What is being asked:
All entries must be extracted exactly, with nothing added or dropped.

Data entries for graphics
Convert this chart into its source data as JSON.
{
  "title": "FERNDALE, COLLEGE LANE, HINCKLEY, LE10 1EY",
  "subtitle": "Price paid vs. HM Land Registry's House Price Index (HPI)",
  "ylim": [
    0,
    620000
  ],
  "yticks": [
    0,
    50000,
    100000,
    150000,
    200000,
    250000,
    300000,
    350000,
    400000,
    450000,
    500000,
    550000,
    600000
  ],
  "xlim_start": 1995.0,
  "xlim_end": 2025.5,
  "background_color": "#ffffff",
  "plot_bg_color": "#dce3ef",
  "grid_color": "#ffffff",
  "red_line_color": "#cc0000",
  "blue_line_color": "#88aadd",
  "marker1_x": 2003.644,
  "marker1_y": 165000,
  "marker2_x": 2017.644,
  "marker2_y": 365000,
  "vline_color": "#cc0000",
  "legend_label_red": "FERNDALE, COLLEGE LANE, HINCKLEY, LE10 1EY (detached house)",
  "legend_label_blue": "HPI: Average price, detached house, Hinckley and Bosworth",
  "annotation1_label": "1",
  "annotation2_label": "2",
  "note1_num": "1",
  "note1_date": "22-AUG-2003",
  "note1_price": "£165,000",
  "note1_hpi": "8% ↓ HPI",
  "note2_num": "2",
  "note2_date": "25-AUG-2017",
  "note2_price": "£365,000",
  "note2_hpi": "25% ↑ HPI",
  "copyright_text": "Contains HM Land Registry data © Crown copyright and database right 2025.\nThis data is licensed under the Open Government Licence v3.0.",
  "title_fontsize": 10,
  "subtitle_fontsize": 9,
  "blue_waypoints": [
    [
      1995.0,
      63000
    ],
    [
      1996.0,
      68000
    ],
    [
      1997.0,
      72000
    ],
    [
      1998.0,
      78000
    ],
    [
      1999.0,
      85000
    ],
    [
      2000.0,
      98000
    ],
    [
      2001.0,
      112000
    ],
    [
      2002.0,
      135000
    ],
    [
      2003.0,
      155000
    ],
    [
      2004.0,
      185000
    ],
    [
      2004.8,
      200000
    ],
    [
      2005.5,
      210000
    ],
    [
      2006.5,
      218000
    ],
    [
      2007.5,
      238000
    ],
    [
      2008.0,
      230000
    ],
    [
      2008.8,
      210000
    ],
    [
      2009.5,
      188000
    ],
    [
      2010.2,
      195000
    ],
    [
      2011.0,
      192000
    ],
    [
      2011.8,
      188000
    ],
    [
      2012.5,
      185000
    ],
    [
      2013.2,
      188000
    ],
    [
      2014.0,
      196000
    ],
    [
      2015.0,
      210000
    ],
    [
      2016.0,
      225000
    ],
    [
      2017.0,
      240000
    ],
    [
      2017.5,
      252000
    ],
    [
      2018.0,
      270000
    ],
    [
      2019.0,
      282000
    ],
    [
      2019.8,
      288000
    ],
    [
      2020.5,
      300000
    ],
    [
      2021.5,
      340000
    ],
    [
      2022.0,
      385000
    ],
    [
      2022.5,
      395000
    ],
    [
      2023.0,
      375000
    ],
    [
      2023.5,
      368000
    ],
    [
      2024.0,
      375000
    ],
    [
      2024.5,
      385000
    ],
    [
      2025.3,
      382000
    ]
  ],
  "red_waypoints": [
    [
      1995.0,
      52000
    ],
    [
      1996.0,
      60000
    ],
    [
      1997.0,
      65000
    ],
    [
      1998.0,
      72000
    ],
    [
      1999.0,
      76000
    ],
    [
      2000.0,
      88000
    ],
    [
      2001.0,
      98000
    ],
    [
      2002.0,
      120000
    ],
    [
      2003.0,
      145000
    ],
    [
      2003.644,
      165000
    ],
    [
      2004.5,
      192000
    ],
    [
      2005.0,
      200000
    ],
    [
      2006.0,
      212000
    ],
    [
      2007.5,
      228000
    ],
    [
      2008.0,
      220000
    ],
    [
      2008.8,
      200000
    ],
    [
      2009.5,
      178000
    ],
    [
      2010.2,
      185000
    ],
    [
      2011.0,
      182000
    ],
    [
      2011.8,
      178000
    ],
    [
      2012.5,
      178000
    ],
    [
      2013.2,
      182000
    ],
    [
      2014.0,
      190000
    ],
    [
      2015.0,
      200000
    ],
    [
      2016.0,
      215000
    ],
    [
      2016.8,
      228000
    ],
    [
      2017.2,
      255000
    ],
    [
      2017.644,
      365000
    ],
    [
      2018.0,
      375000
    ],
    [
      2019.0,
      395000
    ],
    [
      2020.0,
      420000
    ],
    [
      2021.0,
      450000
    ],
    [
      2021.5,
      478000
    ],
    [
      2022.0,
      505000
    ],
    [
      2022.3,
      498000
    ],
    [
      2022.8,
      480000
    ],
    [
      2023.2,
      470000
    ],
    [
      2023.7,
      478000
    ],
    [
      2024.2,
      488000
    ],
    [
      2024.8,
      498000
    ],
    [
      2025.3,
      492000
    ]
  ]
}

Solution for this problem:
Convert this chart into its source data as JSON.
{
  "title": "FERNDALE, COLLEGE LANE, HINCKLEY, LE10 1EY",
  "subtitle": "Price paid vs. HM Land Registry's House Price Index (HPI)",
  "ylim": [
    0,
    620000
  ],
  "yticks": [
    0,
    50000,
    100000,
    150000,
    200000,
    250000,
    300000,
    350000,
    400000,
    450000,
    500000,
    550000,
    600000
  ],
  "xlim_start": 1995.0,
  "xlim_end": 2025.5,
  "background_color": "#ffffff",
  "plot_bg_color": "#dce3ef",
  "grid_color": "#ffffff",
  "red_line_color": "#cc0000",
  "blue_line_color": "#88aadd",
  "marker1_x": 2003.644,
  "marker1_y": 165000,
  "marker2_x": 2017.644,
  "marker2_y": 365000,
  "vline_color": "#cc0000",
  "legend_label_red": "FERNDALE, COLLEGE LANE, HINCKLEY, LE10 1EY (detached house)",
  "legend_label_blue": "HPI: Average price, detached house, Hinckley and Bosworth",
  "annotation1_label": "1",
  "annotation2_label": "2",
  "note1_num": "1",
  "note1_date": "22-AUG-2003",
  "note1_price": "£165,000",
  "note1_hpi": "8% ↓ HPI",
  "note2_num": "2",
  "note2_date": "25-AUG-2017",
  "note2_price": "£365,000",
  "note2_hpi": "25% ↑ HPI",
  "copyright_text": "Contains HM Land Registry data © Crown copyright and database right 2025.\nThis data is licensed under the Open Government Licence v3.0.",
  "title_fontsize": 10,
  "subtitle_fontsize": 9,
  "blue_waypoints": [
    [
      1995.0,
      63000
    ],
    [
      1996.0,
      68000
    ],
    [
      1997.0,
      72000
    ],
    [
      1998.0,
      78000
    ],
    [
      1999.0,
      85000
    ],
    [
      2000.0,
      98000
    ],
    [
      2001.0,
      112000
    ],
    [
      2002.0,
      135000
    ],
    [
      2003.0,
      155000
    ],
    [
      2004.0,
      185000
    ],
    [
      2004.8,
      200000
    ],
    [
      2005.5,
      210000
    ],
    [
      2006.5,
      218000
    ],
    [
      2007.5,
      238000
    ],
    [
      2008.0,
      230000
    ],
    [
      2008.8,
      210000
    ],
    [
      2009.5,
      188000
    ],
    [
      2010.2,
      195000
    ],
    [
      2011.0,
      192000
    ],
    [
      2011.8,
      188000
    ],
    [
      2012.5,
      185000
    ],
    [
      2013.2,
      188000
    ],
    [
      2014.0,
      196000
    ],
    [
      2015.0,
      210000
    ],
    [
      2016.0,
      225000
    ],
    [
      2017.0,
      240000
    ],
    [
      2017.5,
      252000
    ],
    [
      2018.0,
      270000
    ],
    [
      2019.0,
      282000
    ],
    [
      2019.8,
      288000
    ],
    [
      2020.5,
      300000
    ],
    [
      2021.5,
      340000
    ],
    [
      2022.0,
      385000
    ],
    [
      2022.5,
      395000
    ],
    [
      2023.0,
      375000
    ],
    [
      2023.5,
      368000
    ],
    [
      2024.0,
      375000
    ],
    [
      2024.5,
      385000
    ],
    [
      2025.3,
      382000
    ]
  ],
  "red_waypoints": [
    [
      1995.0,
      52000
    ],
    [
      1996.0,
      60000
    ],
    [
      1997.0,
      65000
    ],
    [
      1998.0,
      72000
    ],
    [
      1999.0,
      76000
    ],
    [
      2000.0,
      88000
    ],
    [
      2001.0,
      98000
    ],
    [
      2002.0,
      120000
    ],
    [
      2003.0,
      145000
    ],
    [
      2003.644,
      165000
    ],
    [
      2004.5,
      192000
    ],
    [
      2005.0,
      200000
    ],
    [
      2006.0,
      212000
    ],
    [
      2007.5,
      228000
    ],
    [
      2008.0,
      220000
    ],
    [
      2008.8,
      200000
    ],
    [
      2009.5,
      178000
    ],
    [
      2010.2,
      185000
    ],
    [
      2011.0,
      182000
    ],
    [
      2011.8,
      178000
    ],
    [
      2012.5,
      178000
    ],
    [
      2013.2,
      182000
    ],
    [
      2014.0,
      190000
    ],
    [
      2015.0,
      200000
    ],
    [
      2016.0,
      215000
    ],
    [
      2016.8,
      228000
    ],
    [
      2017.2,
      255000
    ],
    [
      2017.644,
      365000
    ],
    [
      2018.0,
      375000
    ],
    [
      2019.0,
      395000
    ],
    [
      2020.0,
      420000
    ],
    [
      2021.0,
      450000
    ],
    [
      2021.5,
      478000
    ],
    [
      2022.0,
      505000
    ],
    [
      2022.3,
      498000
    ],
    [
      2022.8,
      480000
    ],
    [
      2023.2,
      470000
    ],
    [
      2023.7,
      478000
    ],
    [
      2024.2,
      488000
    ],
    [
      2024.8,
      498000
    ],
    [
      2025.3,
      492000
    ]
  ]
}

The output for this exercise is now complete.